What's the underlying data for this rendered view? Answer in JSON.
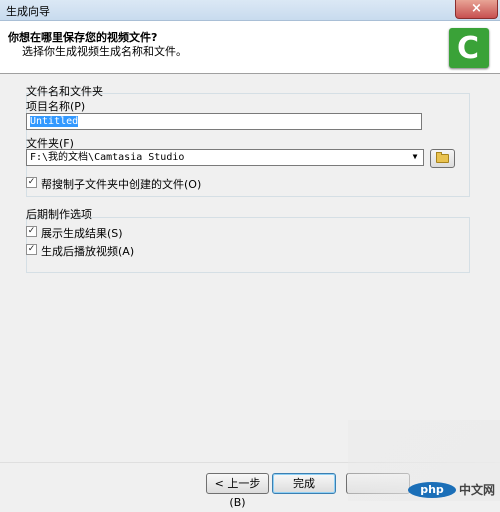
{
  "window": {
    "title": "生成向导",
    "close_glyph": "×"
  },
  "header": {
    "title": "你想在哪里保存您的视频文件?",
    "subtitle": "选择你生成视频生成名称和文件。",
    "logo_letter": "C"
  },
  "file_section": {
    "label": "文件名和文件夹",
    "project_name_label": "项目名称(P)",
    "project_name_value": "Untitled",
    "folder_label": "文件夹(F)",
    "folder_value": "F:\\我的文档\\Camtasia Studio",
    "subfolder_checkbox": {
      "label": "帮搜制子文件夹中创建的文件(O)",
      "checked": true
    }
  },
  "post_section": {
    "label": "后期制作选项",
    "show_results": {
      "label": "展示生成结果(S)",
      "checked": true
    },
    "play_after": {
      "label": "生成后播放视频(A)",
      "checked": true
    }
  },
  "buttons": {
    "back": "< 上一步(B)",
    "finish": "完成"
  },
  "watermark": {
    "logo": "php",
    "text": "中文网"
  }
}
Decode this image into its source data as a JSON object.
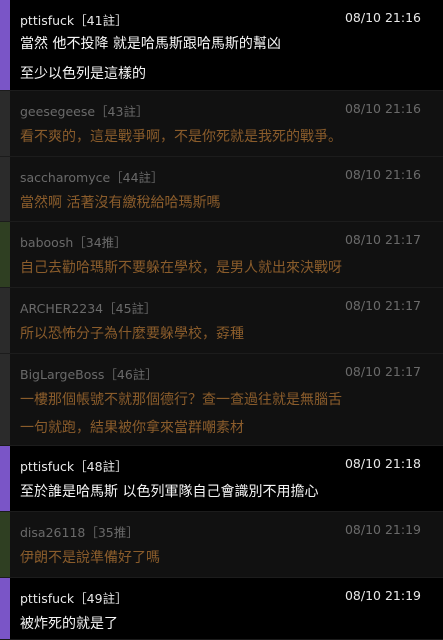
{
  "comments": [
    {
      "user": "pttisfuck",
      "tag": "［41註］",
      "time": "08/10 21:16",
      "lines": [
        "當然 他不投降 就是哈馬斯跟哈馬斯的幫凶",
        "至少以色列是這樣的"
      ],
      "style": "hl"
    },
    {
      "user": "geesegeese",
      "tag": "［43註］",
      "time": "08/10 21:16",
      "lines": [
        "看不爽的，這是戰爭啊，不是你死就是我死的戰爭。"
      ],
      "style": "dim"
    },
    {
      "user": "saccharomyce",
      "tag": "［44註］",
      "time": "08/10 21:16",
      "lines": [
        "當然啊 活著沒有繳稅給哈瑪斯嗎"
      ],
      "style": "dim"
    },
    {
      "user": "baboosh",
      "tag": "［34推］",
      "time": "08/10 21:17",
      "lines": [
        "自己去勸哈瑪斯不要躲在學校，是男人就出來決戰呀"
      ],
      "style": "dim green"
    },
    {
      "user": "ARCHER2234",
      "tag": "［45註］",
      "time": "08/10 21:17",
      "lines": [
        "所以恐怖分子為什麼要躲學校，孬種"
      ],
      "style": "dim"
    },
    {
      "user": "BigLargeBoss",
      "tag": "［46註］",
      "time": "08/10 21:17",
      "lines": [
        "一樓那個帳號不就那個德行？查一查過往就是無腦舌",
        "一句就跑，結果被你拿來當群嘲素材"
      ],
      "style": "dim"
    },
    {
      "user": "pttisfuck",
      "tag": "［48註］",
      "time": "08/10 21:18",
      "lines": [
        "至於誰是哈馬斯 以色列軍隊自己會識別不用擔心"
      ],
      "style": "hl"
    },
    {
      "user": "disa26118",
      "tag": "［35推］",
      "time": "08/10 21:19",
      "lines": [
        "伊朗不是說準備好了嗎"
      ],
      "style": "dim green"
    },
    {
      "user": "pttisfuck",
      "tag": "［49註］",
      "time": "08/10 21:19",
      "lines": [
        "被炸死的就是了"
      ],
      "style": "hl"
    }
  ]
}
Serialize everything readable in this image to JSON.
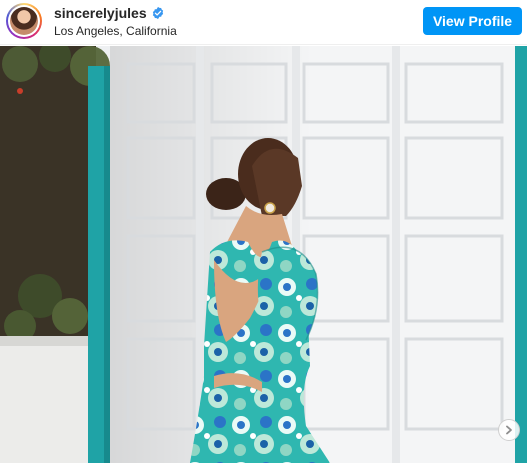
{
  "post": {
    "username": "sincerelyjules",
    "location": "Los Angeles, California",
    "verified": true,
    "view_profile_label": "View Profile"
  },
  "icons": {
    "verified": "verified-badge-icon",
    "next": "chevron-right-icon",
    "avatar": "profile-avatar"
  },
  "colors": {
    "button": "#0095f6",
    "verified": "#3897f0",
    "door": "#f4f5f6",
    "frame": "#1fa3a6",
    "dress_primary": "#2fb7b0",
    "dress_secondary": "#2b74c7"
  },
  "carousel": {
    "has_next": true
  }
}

Set problem → Going through the entries above, report how many lines include the string "image". The number alone is the answer.

Solution for this task → 2